# WHAT THIS TASK INVOLVES
Repeat the records below exactly as they appear.

Source data
··········

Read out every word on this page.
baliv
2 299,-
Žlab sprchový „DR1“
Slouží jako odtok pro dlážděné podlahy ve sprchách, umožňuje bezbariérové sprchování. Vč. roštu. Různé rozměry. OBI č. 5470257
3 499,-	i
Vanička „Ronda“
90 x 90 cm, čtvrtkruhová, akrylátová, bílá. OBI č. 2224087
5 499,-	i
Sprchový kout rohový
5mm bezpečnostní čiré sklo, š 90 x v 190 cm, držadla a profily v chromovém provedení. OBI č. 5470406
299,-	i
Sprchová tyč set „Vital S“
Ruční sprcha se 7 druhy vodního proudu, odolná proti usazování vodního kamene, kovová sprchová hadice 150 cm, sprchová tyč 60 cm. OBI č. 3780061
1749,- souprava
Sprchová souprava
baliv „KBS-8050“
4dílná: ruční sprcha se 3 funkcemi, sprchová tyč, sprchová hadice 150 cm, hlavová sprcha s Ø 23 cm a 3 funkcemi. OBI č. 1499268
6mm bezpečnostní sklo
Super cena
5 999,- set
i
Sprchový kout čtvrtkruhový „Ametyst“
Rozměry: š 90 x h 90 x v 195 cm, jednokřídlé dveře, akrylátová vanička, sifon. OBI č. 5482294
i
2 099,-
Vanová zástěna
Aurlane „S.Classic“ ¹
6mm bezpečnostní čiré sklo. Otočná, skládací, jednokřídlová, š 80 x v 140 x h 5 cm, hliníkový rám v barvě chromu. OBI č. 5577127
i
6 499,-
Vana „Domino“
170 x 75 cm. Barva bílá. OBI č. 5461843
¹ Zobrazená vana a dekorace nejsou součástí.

··········

# FINISHED TASK
Read out every word on this page.
baliv
2 299,-
Žlab sprchový „DR1“
Slouží jako odtok pro dlážděné podlahy ve sprchách, umožňuje bezbariérové sprchování. Vč. roštu. Různé rozměry. OBI č. 5470257
3 499,-	i
Vanička „Ronda“
90 x 90 cm, čtvrtkruhová, akrylátová, bílá. OBI č. 2224087
5 499,-	i
Sprchový kout rohový
5mm bezpečnostní čiré sklo, š 90 x v 190 cm, držadla a profily v chromovém provedení. OBI č. 5470406
299,-	i
Sprchová tyč set „Vital S“
Ruční sprcha se 7 druhy vodního proudu, odolná proti usazování vodního kamene, kovová sprchová hadice 150 cm, sprchová tyč 60 cm. OBI č. 3780061
1749,- souprava
Sprchová souprava
baliv „KBS-8050“
4dílná: ruční sprcha se 3 funkcemi, sprchová tyč, sprchová hadice 150 cm, hlavová sprcha s Ø 23 cm a 3 funkcemi. OBI č. 1499268
6mm bezpečnostní sklo
Super cena
5 999,- set
i
Sprchový kout čtvrtkruhový „Ametyst“
Rozměry: š 90 x h 90 x v 195 cm, jednokřídlé dveře, akrylátová vanička, sifon. OBI č. 5482294
i
2 099,-
Vanová zástěna
Aurlane „S.Classic“ ¹
6mm bezpečnostní čiré sklo. Otočná, skládací, jednokřídlová, š 80 x v 140 x h 5 cm, hliníkový rám v barvě chromu. OBI č. 5577127
i
6 499,-
Vana „Domino“
170 x 75 cm. Barva bílá. OBI č. 5461843
¹ Zobrazená vana a dekorace nejsou součástí.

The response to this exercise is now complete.